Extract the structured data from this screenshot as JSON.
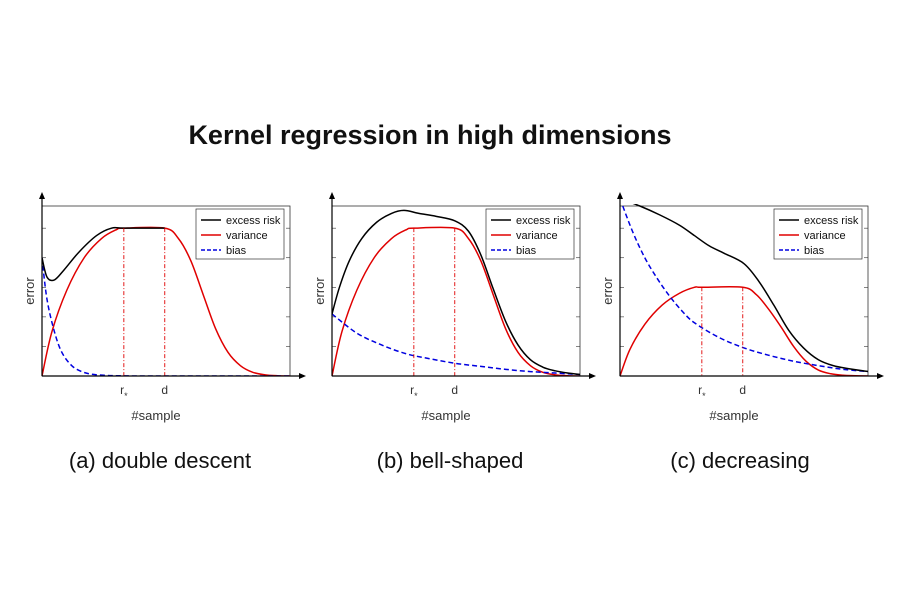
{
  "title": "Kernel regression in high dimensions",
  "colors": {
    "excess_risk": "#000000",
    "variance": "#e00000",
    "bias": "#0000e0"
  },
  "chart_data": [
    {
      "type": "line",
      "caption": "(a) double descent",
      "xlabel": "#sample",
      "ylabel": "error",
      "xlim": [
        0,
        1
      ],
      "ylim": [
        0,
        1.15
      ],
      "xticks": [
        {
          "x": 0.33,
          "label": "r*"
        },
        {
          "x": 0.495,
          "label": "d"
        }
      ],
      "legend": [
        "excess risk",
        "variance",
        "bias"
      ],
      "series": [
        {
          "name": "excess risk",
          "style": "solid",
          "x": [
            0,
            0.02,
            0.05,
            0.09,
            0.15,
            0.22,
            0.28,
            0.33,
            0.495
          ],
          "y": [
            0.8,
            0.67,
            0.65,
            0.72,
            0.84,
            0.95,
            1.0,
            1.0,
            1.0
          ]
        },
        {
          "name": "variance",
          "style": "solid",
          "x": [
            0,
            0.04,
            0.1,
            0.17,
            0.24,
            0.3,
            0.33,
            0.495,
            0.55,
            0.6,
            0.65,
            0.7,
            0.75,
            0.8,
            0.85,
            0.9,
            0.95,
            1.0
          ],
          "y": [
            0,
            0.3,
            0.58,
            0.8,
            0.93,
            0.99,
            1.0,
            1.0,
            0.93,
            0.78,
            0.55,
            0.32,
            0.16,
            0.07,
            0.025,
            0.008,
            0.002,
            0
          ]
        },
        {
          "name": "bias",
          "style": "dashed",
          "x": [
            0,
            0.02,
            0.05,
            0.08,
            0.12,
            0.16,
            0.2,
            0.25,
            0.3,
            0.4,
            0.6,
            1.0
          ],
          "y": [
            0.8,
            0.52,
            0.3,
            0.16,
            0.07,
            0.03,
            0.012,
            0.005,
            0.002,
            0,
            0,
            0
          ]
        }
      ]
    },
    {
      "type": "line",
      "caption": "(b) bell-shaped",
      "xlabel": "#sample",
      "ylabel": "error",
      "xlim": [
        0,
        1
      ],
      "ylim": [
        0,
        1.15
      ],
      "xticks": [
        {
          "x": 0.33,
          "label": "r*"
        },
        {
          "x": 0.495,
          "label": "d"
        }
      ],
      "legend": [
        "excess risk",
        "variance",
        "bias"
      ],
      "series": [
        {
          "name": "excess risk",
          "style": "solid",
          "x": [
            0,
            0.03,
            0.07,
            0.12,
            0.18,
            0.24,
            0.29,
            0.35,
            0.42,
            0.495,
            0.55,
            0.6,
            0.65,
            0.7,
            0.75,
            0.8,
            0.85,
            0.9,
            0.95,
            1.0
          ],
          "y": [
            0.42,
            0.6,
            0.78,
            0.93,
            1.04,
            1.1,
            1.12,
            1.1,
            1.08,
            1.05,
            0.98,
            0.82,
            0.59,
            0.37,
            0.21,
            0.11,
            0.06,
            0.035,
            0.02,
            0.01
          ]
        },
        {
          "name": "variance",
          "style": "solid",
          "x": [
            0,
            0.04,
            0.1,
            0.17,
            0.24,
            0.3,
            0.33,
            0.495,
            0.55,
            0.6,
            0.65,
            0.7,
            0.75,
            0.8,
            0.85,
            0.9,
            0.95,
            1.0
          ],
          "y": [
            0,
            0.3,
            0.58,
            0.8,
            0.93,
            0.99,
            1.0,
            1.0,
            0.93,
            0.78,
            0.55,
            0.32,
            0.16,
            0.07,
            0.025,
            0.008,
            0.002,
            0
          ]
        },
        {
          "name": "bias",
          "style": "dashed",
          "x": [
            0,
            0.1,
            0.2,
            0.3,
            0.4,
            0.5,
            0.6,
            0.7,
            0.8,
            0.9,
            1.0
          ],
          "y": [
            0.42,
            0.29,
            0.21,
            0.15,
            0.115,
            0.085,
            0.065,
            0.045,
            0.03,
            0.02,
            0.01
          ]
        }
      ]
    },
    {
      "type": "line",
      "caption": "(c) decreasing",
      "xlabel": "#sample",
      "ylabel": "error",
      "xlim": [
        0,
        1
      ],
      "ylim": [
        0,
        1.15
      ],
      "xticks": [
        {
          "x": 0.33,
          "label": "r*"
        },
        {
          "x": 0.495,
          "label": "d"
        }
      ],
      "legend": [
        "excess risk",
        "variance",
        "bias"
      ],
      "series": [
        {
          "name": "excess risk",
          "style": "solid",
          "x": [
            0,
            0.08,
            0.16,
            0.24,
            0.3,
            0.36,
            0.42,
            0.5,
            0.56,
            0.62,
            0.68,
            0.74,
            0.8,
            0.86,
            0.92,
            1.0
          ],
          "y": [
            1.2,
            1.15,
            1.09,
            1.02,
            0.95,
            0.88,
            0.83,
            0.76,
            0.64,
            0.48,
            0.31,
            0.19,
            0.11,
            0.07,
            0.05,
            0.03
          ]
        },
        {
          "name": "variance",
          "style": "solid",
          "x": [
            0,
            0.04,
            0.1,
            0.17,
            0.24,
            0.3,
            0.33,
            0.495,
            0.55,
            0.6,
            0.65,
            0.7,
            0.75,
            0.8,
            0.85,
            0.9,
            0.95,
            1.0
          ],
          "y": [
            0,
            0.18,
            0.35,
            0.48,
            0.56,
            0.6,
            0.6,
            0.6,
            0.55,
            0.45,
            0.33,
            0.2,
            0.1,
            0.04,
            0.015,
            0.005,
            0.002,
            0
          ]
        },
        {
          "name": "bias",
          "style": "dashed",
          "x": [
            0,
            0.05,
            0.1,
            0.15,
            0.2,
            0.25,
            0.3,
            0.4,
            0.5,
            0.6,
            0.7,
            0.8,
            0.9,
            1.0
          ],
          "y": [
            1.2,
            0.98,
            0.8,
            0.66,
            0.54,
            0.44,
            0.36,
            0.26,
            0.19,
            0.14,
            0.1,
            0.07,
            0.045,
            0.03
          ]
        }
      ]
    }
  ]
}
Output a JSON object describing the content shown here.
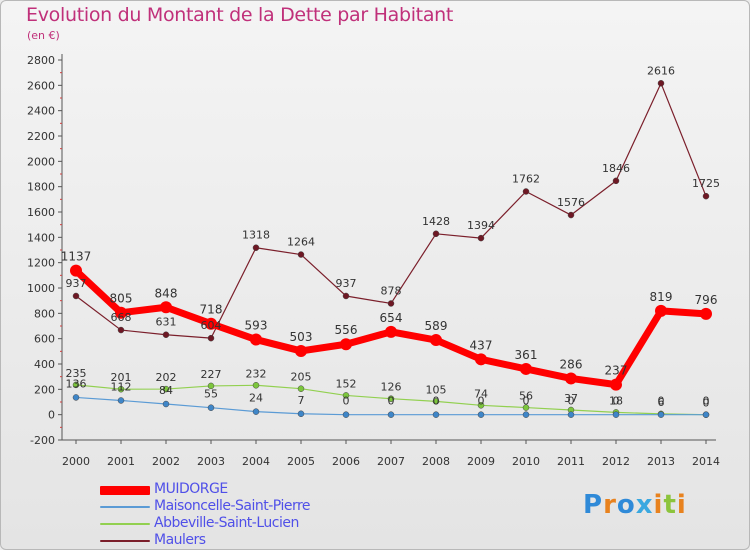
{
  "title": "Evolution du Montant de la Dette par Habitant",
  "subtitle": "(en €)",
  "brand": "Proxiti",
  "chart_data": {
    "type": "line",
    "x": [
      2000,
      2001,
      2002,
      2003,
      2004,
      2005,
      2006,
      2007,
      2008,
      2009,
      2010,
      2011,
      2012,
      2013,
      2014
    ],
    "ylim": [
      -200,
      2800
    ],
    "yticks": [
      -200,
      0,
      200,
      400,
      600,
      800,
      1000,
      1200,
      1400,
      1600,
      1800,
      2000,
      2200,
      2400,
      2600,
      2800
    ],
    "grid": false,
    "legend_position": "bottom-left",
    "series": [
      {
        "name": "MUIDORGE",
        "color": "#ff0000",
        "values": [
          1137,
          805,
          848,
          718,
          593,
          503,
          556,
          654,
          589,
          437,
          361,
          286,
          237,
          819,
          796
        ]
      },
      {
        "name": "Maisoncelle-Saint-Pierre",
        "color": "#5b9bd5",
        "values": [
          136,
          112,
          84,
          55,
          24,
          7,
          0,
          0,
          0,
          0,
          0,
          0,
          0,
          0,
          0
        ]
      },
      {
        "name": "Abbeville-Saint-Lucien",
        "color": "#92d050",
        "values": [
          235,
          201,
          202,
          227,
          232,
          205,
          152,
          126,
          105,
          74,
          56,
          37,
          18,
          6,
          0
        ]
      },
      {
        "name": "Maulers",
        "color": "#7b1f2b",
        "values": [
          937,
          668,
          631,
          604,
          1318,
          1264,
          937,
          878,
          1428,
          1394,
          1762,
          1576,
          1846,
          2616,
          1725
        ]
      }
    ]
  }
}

○ ○ ○ ○ ○

THE TASK: Extract every line of the records above that contains the word "Saint".

TASK SOLUTION:
        "name": "Maisoncelle-Saint-Pierre",
        "name": "Abbeville-Saint-Lucien",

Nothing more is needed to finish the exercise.